*SOURCE EXCERPT*:
-.-.-

Amazon Kinesis : Data Streams

• Stream is sequence of shards containing data records

• Data records contains
  • sequence number - to order the shards
  • partition key - to group the shards
  • data blob - up to 1MB - this is actual data

• Data Flow sides: There are two sides
  • Data Producers
  • Data Consumers

• Producers
  • application that ingests data in near real time.

• Consumers
  • Application that collect then process or store the data.

flowchart LR

a1[Data Producer \n
IoT Devices
Log/event Generators
External Apps]

a2[Kinesis \n
Data Stream
Firehose]

a3[Data Consumer \n
S3
Redshift
Third Party]

a1 --> a2 --> a3

Amazon Kinesis: Data Firehose

• It is a Delivery System.

-.-.-

[Dataset rows]

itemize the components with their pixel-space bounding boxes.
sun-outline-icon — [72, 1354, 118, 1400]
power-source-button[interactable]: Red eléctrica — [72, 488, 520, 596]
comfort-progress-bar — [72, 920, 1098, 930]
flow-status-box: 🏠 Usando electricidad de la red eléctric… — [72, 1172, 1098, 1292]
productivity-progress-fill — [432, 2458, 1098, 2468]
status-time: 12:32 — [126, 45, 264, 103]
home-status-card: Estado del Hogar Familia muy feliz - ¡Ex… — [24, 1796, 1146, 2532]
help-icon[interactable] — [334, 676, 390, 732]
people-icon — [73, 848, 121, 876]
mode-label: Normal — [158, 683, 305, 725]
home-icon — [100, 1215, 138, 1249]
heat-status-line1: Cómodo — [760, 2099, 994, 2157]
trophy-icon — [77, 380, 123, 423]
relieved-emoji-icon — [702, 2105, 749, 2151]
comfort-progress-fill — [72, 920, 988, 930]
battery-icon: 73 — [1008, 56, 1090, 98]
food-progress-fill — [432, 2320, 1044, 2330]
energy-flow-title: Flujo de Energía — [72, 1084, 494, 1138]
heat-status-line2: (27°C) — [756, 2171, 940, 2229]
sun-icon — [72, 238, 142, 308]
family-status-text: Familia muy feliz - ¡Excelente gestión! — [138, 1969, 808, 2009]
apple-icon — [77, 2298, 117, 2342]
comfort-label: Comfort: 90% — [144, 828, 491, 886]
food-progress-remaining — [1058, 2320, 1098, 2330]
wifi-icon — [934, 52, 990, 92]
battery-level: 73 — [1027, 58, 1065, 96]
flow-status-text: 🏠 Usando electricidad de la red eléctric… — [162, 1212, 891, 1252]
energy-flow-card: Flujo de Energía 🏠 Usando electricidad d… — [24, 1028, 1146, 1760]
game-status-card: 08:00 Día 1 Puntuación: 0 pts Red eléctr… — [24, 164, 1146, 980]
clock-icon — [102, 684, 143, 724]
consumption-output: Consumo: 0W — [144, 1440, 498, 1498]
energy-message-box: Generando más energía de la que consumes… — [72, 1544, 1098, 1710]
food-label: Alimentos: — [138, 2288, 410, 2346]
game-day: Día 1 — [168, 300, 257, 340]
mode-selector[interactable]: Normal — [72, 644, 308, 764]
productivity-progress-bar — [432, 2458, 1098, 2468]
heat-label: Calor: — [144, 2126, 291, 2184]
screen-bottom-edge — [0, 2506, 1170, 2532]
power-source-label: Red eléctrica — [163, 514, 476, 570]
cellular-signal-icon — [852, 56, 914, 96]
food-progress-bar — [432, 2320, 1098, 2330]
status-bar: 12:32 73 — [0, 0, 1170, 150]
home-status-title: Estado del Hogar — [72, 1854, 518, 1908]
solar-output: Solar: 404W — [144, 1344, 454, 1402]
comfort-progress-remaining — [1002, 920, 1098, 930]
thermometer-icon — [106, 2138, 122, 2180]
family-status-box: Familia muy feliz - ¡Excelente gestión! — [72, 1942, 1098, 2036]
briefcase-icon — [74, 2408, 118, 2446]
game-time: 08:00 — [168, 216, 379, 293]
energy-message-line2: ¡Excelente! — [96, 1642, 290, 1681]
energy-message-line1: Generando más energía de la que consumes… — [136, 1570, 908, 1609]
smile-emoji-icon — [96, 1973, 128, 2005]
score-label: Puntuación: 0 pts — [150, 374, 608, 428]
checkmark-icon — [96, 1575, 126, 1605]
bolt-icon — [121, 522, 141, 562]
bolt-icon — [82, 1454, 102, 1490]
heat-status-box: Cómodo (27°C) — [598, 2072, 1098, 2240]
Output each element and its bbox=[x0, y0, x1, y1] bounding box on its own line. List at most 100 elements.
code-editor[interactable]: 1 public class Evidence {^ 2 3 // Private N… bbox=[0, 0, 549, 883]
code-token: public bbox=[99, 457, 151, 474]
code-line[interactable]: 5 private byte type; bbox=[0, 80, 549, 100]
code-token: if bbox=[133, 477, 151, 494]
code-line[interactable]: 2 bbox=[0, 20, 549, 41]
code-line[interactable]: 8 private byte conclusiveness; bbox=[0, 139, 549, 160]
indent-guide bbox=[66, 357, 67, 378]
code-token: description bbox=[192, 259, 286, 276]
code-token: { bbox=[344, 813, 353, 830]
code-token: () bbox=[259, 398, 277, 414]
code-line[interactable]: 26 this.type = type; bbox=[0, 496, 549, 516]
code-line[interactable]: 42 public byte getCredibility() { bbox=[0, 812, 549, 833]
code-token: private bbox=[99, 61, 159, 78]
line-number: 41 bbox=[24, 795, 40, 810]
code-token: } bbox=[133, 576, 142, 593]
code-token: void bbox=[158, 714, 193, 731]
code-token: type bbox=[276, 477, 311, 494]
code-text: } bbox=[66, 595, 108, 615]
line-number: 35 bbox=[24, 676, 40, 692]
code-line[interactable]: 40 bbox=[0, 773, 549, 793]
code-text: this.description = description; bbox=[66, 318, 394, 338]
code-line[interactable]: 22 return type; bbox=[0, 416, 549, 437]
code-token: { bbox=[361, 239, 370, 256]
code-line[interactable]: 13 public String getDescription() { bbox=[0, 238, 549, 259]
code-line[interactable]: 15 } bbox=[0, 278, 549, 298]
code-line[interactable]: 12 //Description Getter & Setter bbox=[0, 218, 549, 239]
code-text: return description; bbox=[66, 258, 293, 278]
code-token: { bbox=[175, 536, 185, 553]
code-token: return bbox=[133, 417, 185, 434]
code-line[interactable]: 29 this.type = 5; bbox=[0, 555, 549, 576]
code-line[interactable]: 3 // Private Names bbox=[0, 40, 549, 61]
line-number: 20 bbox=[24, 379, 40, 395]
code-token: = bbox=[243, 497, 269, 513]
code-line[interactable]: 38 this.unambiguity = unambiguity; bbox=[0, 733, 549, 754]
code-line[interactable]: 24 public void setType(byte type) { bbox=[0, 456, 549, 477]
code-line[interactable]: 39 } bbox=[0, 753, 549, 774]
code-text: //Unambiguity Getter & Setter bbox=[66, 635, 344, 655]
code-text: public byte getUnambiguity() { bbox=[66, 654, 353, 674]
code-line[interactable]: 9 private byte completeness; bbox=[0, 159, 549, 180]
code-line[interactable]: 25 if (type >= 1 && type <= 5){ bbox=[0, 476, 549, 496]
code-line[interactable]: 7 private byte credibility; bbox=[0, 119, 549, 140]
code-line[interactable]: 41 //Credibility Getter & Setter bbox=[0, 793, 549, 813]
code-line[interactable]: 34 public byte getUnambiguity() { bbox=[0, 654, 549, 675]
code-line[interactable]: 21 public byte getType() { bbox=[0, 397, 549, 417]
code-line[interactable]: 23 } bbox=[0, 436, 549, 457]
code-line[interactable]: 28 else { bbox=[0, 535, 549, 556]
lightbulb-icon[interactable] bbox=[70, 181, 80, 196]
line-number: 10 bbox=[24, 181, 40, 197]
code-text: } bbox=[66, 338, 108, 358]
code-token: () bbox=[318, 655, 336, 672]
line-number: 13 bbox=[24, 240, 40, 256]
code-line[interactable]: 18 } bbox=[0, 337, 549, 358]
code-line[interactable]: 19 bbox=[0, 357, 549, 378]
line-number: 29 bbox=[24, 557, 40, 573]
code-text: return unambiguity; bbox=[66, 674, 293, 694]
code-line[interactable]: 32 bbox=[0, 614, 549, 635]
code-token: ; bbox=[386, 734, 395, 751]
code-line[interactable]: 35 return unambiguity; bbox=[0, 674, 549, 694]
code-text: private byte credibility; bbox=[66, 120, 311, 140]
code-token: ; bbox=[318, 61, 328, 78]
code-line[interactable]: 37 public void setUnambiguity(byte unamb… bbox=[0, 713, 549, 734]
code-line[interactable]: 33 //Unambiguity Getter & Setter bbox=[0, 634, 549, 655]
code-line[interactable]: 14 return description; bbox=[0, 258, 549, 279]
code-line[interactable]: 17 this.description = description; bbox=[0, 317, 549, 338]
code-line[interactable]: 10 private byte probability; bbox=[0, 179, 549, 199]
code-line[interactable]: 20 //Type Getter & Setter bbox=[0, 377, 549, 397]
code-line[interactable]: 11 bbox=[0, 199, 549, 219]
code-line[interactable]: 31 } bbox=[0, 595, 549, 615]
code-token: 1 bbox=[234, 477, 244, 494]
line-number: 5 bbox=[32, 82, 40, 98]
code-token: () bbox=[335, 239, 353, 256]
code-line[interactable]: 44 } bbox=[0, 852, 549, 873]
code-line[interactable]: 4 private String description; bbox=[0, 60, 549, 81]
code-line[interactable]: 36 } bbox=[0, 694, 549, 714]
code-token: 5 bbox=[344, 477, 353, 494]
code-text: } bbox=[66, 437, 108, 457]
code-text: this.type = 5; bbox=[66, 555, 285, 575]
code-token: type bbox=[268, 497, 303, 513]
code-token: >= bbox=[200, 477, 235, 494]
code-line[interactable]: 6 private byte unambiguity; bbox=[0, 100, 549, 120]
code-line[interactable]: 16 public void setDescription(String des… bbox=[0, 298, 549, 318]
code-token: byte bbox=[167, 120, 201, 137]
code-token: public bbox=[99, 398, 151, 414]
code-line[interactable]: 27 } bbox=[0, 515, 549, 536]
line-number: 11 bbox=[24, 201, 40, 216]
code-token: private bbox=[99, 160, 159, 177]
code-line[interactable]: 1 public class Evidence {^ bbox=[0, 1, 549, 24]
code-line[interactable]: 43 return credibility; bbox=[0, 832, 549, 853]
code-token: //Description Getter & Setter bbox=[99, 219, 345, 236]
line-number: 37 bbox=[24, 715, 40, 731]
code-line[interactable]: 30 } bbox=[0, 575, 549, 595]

-.-.-

*GIVEN PROBLEM*: Carry the Amazon Kinesis notes forward from their last line, continuing the section on Data Firehose. The dataset rows are separate material and unrelated to the notes on Amazon Kinesis.

*RESULT FOR THIS EXERCISE*:
• Lets collect from AWS service like Kinesis or from Third Party
• Allows to Store data to send to other services like Flink to process.

Amazon Kinesis: Apache Flink (Managed Service)

• use Programming Lang or SQL to process.
• Run notebook commands against data.

Kinesis vs Amazon SQS (Simple Queue Service)

• Storage Time: 24 hr to 7 days; 1 minute to 14 days
• Number of Consumers: Multiple; Single, once message is read it is deleted from queue.
• Ordering: More support for ordering with shards; no ordering, but can implement FIFO programmatically.
• Routing: Related records can be routed; no support.

Kinesis vs Kafka

• Configuration: Limited as it is serverless, auto-scaled and aws managed; Highly configurable in how it writes the data, as it is self hosted.
• Cost: less with pay-as-you-go model on cloud; more as it needs sophisticated engineering.
• Use Case: easy to start, sets up in few clicks; heavy lifting to start and setup.

Lab: Performing Real-Time Data Analysis with Amazon Kinesis

Can be found under projects. Link

Amazon RedShift

• Supports distributed workloads for Petabyte scale.
• Store data in columns instead of rows.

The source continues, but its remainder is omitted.